* [EXERCISE DIRECTIONS] Copy each line of the entries that contains the word "identity".

* [Data excerpts]
▬▬▬▬▬▬▬▬▬▬

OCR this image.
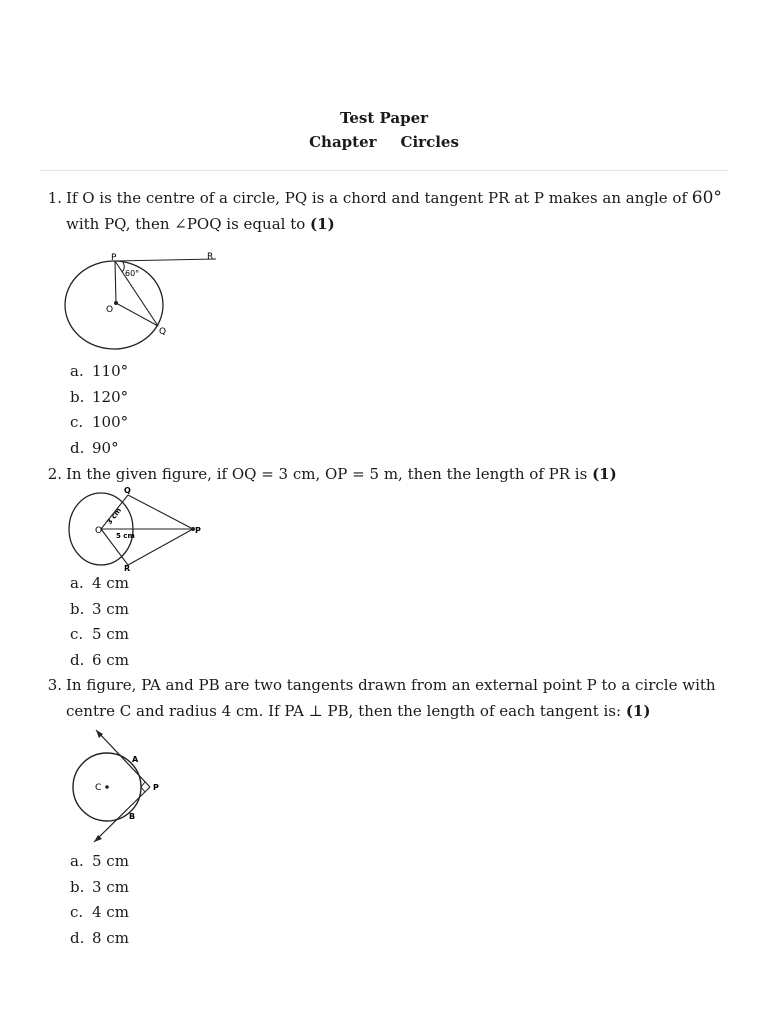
Test Paper
Chapter Circles
1. If O is the centre of a circle, PQ is a chord and tangent PR at P makes an angle of 60° with PQ, then ∠POQ is equal to (1)
P	R
60°
O
Q
a. 110°
b. 120°
c. 100°
d. 90°
2. In the given figure, if OQ = 3 cm, OP = 5 m, then the length of PR is (1)
Q
O	P
R
3 cm
5 cm
a. 4 cm
b. 3 cm
c. 5 cm
d. 6 cm
3. In figure, PA and PB are two tangents drawn from an external point P to a circle with centre C and radius 4 cm. If PA ⊥ PB, then the length of each tangent is: (1)
A
C	P
B
a. 5 cm
b. 3 cm
c. 4 cm
d. 8 cm
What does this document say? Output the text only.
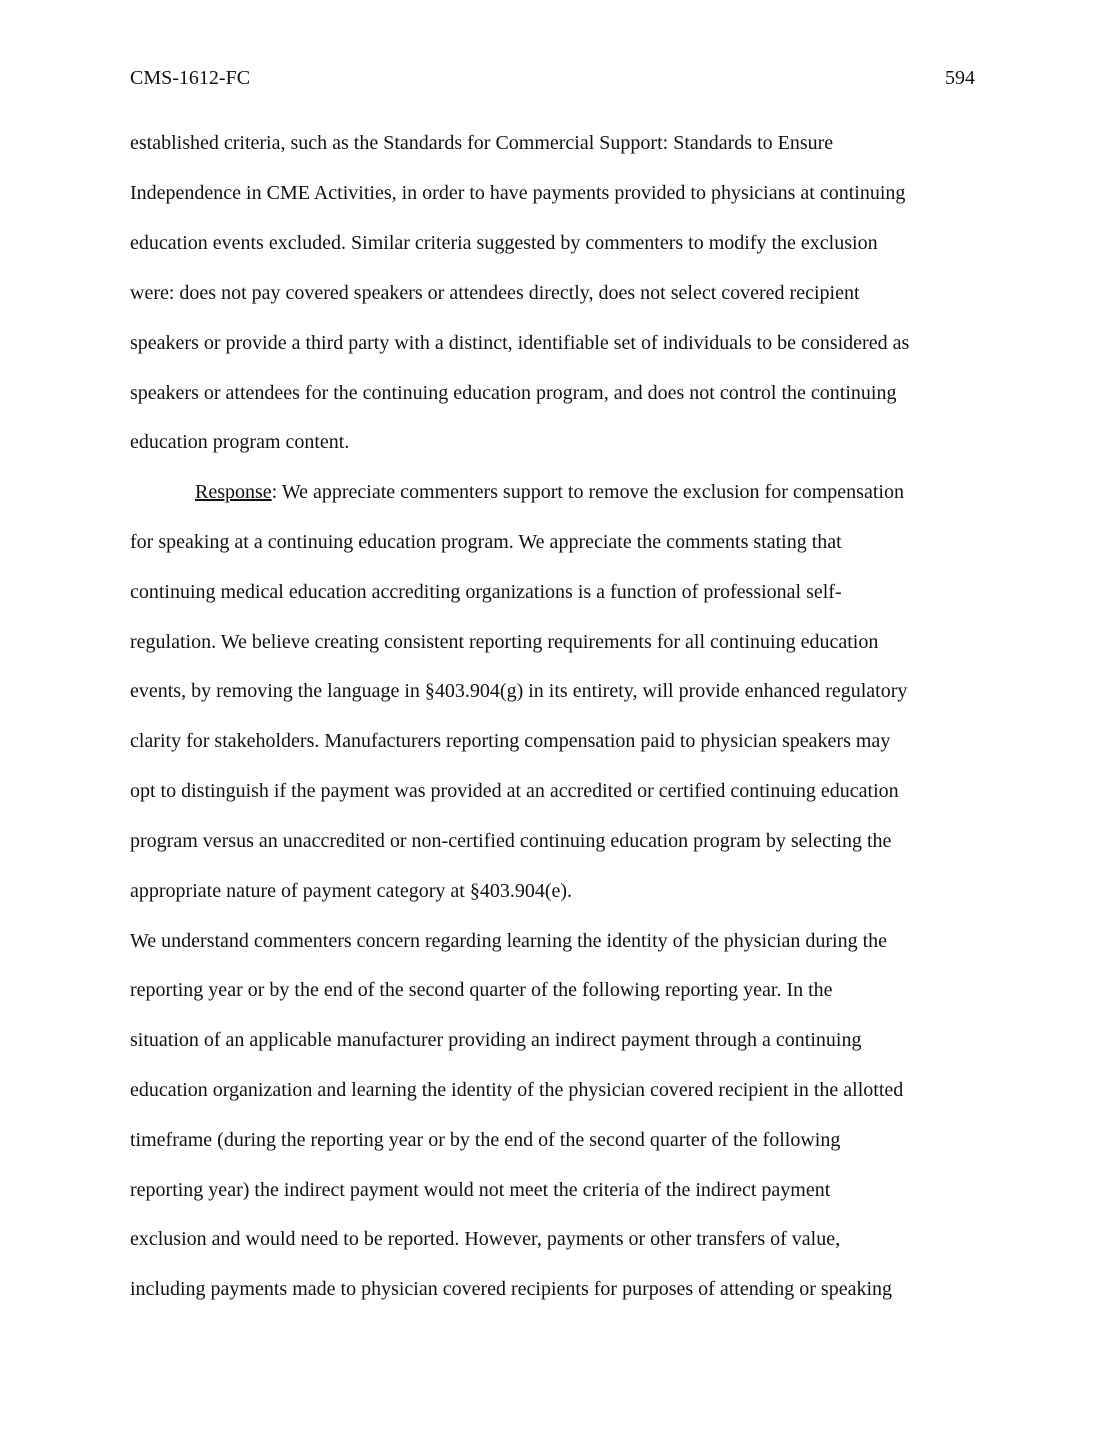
CMS-1612-FC	594
established criteria, such as the Standards for Commercial Support: Standards to Ensure
Independence in CME Activities, in order to have payments provided to physicians at continuing
education events excluded. Similar criteria suggested by commenters to modify the exclusion
were: does not pay covered speakers or attendees directly, does not select covered recipient
speakers or provide a third party with a distinct, identifiable set of individuals to be considered as
speakers or attendees for the continuing education program, and does not control the continuing
education program content.
Response: We appreciate commenters support to remove the exclusion for compensation
for speaking at a continuing education program. We appreciate the comments stating that
continuing medical education accrediting organizations is a function of professional self-
regulation. We believe creating consistent reporting requirements for all continuing education
events, by removing the language in §403.904(g) in its entirety, will provide enhanced regulatory
clarity for stakeholders. Manufacturers reporting compensation paid to physician speakers may
opt to distinguish if the payment was provided at an accredited or certified continuing education
program versus an unaccredited or non-certified continuing education program by selecting the
appropriate nature of payment category at §403.904(e).
We understand commenters concern regarding learning the identity of the physician during the
reporting year or by the end of the second quarter of the following reporting year. In the
situation of an applicable manufacturer providing an indirect payment through a continuing
education organization and learning the identity of the physician covered recipient in the allotted
timeframe (during the reporting year or by the end of the second quarter of the following
reporting year) the indirect payment would not meet the criteria of the indirect payment
exclusion and would need to be reported. However, payments or other transfers of value,
including payments made to physician covered recipients for purposes of attending or speaking
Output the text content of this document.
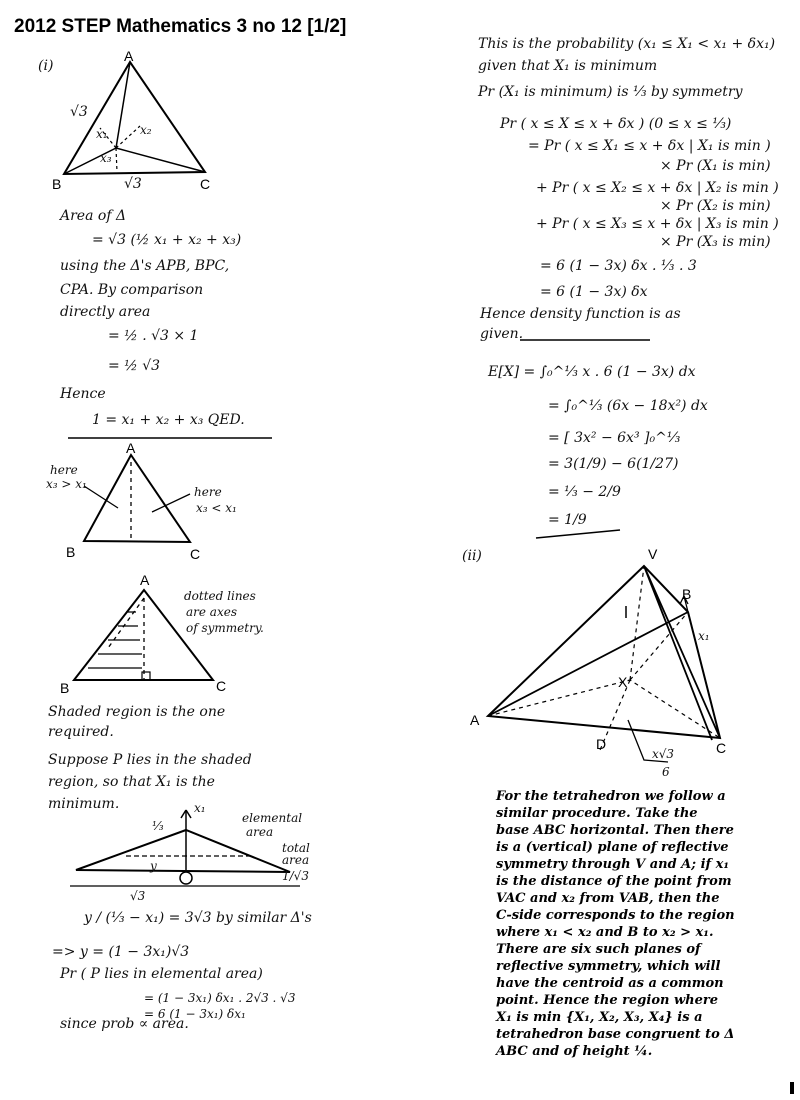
2012 STEP Mathematics 3 no 12 [1/2]
(i)
A
B	C
√3
√3
x₁	x₂
x₃
Area of Δ
= √3 (½ x₁ + x₂ + x₃)
using the Δ's APB, BPC,
CPA. By comparison
directly area
= ½ . √3 × 1
= ½ √3
Hence
1 = x₁ + x₂ + x₃ QED.
A
B	C
here
x₃ > x₁
here
x₃ < x₁
A
B	C
dotted lines
are axes
of symmetry.
Shaded region is the one
required.
Suppose P lies in the shaded
region, so that X₁ is the
minimum.
⅓
x₁
elemental
area
total
area
1/√3
y
√3
y / (⅓ − x₁) = 3√3 by similar Δ's
=> y = (1 − 3x₁)√3
Pr ( P lies in elemental area)
= (1 − 3x₁) δx₁ . 2√3 . √3
= 6 (1 − 3x₁) δx₁
since prob ∝ area.
This is the probability (x₁ ≤ X₁ < x₁ + δx₁)
given that X₁ is minimum
Pr (X₁ is minimum) is ⅓ by symmetry
Pr ( x ≤ X ≤ x + δx ) (0 ≤ x ≤ ⅓)
= Pr ( x ≤ X₁ ≤ x + δx | X₁ is min )
× Pr (X₁ is min)
+ Pr ( x ≤ X₂ ≤ x + δx | X₂ is min )
× Pr (X₂ is min)
+ Pr ( x ≤ X₃ ≤ x + δx | X₃ is min )
× Pr (X₃ is min)
= 6 (1 − 3x) δx . ⅓ . 3
= 6 (1 − 3x) δx
Hence density function is as
given.
E[X] = ∫₀^⅓ x . 6 (1 − 3x) dx
= ∫₀^⅓ (6x − 18x²) dx
= [ 3x² − 6x³ ]₀^⅓
= 3(1/9) − 6(1/27)
= ⅓ − 2/9
= 1/9
(ii)	V
B
A
C
D
X
x₁
x√3
6
For the tetrahedron we follow a
similar procedure. Take the
base ABC horizontal. Then there
is a (vertical) plane of reflective
symmetry through V and A; if x₁
is the distance of the point from
VAC and x₂ from VAB, then the
C-side corresponds to the region
where x₁ < x₂ and B to x₂ > x₁.
There are six such planes of
reflective symmetry, which will
have the centroid as a common
point. Hence the region where
X₁ is min {X₁, X₂, X₃, X₄} is a
tetrahedron base congruent to Δ
ABC and of height ¼.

▬▬▬▬▬▬▬▬▬▬

* [EXERCISE SOLUTION]
We understand commenters concern regarding learning the identity of the physician during the
education organization and learning the identity of the physician covered recipient in the allotted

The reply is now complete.